* **GOAL OF THE EXERCISE**
Return the lines where the word "Cumulative" occurs.

>> BEGIN SUPPLIED RECORDS

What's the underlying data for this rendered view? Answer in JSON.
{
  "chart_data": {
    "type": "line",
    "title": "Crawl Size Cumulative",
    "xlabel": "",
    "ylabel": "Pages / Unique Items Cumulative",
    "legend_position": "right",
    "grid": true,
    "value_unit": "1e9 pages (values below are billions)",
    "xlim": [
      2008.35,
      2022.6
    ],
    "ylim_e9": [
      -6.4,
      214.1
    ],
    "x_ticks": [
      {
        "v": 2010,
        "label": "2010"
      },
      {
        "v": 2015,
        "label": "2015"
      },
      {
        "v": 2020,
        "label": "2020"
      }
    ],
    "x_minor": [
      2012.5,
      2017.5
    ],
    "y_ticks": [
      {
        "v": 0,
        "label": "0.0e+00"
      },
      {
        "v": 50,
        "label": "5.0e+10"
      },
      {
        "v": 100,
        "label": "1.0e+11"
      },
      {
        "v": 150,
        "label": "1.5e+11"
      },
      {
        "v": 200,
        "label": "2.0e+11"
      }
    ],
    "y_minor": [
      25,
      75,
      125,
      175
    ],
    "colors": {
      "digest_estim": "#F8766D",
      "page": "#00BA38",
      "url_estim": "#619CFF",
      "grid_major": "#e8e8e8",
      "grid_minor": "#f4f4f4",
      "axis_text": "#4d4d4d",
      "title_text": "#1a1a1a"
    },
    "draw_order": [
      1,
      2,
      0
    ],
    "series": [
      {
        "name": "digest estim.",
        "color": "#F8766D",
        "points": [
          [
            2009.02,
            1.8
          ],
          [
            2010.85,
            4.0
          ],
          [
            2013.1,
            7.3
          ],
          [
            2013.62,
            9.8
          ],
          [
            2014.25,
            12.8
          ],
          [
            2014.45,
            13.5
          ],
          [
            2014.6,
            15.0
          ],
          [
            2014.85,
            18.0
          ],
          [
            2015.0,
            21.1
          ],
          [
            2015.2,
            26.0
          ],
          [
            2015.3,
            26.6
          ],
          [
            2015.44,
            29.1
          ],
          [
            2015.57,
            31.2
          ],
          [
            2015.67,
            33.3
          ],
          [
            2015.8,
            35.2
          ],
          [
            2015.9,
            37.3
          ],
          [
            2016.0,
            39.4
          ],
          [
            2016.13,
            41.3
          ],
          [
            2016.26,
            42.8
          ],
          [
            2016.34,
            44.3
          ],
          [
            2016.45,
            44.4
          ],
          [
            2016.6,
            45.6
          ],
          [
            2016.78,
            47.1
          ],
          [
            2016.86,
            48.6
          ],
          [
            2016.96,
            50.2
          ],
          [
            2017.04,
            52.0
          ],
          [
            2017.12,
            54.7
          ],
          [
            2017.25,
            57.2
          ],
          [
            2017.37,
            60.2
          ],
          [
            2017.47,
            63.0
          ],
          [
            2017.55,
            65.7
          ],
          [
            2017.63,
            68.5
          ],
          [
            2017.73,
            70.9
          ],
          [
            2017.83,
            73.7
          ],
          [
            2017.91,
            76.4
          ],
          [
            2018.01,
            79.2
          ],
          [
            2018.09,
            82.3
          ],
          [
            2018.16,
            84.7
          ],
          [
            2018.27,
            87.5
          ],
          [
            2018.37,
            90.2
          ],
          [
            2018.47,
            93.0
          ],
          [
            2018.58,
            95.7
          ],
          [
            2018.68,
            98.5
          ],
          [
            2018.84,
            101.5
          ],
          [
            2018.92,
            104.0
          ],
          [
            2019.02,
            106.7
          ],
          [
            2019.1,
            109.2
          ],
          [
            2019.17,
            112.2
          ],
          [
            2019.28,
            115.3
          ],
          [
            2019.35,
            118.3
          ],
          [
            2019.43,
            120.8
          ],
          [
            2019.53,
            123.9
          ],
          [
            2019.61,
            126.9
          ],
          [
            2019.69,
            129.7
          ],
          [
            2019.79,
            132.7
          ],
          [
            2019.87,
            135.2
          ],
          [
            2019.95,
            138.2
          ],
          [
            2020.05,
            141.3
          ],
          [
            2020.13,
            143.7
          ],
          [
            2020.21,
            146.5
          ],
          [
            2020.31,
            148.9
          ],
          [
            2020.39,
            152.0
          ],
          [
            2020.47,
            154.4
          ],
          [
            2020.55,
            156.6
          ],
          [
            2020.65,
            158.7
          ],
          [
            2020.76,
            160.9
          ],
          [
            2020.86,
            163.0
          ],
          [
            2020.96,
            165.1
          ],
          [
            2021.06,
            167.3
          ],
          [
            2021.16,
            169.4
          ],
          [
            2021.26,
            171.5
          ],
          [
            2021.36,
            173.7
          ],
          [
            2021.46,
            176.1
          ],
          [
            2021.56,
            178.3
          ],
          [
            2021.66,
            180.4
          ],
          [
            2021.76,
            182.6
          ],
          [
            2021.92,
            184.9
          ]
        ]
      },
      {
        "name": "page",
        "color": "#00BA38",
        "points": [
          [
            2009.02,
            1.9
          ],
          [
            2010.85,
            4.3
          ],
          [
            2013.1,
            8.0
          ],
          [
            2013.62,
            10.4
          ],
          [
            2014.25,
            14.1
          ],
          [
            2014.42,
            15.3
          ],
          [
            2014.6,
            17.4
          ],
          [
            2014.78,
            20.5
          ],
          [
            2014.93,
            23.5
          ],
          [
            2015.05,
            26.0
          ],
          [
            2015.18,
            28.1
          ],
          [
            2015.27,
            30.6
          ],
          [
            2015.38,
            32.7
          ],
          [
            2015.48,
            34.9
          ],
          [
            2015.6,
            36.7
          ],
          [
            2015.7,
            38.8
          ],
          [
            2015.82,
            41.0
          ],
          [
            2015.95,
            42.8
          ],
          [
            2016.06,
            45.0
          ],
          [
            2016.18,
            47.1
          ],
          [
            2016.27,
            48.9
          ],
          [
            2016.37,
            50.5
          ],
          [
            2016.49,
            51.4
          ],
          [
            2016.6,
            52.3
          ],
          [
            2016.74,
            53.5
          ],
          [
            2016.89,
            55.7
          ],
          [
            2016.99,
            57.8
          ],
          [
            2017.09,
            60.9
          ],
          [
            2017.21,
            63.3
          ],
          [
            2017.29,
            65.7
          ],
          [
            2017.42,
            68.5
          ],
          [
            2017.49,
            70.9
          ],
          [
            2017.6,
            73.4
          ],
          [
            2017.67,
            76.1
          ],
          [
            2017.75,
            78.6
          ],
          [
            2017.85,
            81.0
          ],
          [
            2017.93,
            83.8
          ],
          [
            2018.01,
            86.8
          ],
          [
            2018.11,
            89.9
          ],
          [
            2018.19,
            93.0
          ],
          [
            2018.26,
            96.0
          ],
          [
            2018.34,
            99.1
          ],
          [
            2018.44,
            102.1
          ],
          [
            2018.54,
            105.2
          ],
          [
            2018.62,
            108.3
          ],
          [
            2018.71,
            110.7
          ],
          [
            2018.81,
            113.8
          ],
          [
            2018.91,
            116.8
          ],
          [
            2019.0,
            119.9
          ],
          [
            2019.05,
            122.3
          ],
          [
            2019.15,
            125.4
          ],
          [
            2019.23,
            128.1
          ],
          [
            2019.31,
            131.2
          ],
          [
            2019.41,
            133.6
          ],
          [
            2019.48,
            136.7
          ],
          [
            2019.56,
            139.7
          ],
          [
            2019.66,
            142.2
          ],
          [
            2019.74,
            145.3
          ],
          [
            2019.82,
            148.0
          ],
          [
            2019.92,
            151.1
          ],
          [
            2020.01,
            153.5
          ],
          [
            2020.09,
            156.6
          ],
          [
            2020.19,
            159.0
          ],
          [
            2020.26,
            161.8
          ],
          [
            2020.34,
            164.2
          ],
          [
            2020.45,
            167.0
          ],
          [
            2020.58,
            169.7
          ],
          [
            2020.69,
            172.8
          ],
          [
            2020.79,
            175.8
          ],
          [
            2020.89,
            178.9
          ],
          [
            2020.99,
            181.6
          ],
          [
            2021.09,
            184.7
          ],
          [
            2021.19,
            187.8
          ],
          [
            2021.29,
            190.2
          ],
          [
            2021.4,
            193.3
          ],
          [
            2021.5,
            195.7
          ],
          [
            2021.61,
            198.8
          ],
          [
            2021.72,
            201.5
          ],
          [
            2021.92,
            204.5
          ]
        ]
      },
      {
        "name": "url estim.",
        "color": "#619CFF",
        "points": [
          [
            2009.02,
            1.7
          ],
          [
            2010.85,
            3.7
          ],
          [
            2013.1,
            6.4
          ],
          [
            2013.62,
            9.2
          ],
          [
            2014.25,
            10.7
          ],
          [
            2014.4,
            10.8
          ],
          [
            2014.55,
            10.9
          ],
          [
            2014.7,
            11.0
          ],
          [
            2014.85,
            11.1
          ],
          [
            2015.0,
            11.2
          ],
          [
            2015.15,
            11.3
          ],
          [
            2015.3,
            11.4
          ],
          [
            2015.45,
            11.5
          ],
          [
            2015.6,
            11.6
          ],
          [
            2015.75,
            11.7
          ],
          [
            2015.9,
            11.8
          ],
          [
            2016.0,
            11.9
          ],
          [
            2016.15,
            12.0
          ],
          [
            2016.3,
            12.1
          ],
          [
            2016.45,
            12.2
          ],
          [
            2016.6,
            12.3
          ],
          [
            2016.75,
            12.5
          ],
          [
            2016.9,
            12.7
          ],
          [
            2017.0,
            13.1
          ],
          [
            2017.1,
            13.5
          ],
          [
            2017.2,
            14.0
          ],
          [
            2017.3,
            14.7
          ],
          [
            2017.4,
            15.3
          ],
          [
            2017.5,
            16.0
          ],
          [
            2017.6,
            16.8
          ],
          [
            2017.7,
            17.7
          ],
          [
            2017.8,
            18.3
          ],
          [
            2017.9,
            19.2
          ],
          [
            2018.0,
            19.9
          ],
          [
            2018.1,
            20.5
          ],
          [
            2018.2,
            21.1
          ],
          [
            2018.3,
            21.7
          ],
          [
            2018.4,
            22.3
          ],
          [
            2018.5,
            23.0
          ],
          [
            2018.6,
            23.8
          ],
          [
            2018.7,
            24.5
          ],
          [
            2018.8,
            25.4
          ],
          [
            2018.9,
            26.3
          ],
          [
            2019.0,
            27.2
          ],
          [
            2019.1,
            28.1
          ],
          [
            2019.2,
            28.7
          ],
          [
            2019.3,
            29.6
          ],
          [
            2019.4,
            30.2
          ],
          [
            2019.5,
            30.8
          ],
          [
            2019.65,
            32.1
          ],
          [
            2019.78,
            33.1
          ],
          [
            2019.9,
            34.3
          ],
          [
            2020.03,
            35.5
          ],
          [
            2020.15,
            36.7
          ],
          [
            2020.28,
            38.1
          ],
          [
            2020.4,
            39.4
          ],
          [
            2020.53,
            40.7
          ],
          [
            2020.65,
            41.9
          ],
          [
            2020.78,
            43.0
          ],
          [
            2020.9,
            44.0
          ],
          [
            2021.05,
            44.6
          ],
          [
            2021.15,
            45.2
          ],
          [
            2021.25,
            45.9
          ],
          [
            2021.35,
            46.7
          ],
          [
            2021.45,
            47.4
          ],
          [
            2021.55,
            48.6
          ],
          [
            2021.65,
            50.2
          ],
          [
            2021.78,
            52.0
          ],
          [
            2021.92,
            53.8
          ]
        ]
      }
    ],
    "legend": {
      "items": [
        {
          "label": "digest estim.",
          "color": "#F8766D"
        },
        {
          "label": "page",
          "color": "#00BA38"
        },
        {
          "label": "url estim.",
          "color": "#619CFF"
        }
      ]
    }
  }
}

>> END SUPPLIED RECORDS

* **PROBLEM SOLUTION**
    "title": "Crawl Size Cumulative",
    "ylabel": "Pages / Unique Items Cumulative",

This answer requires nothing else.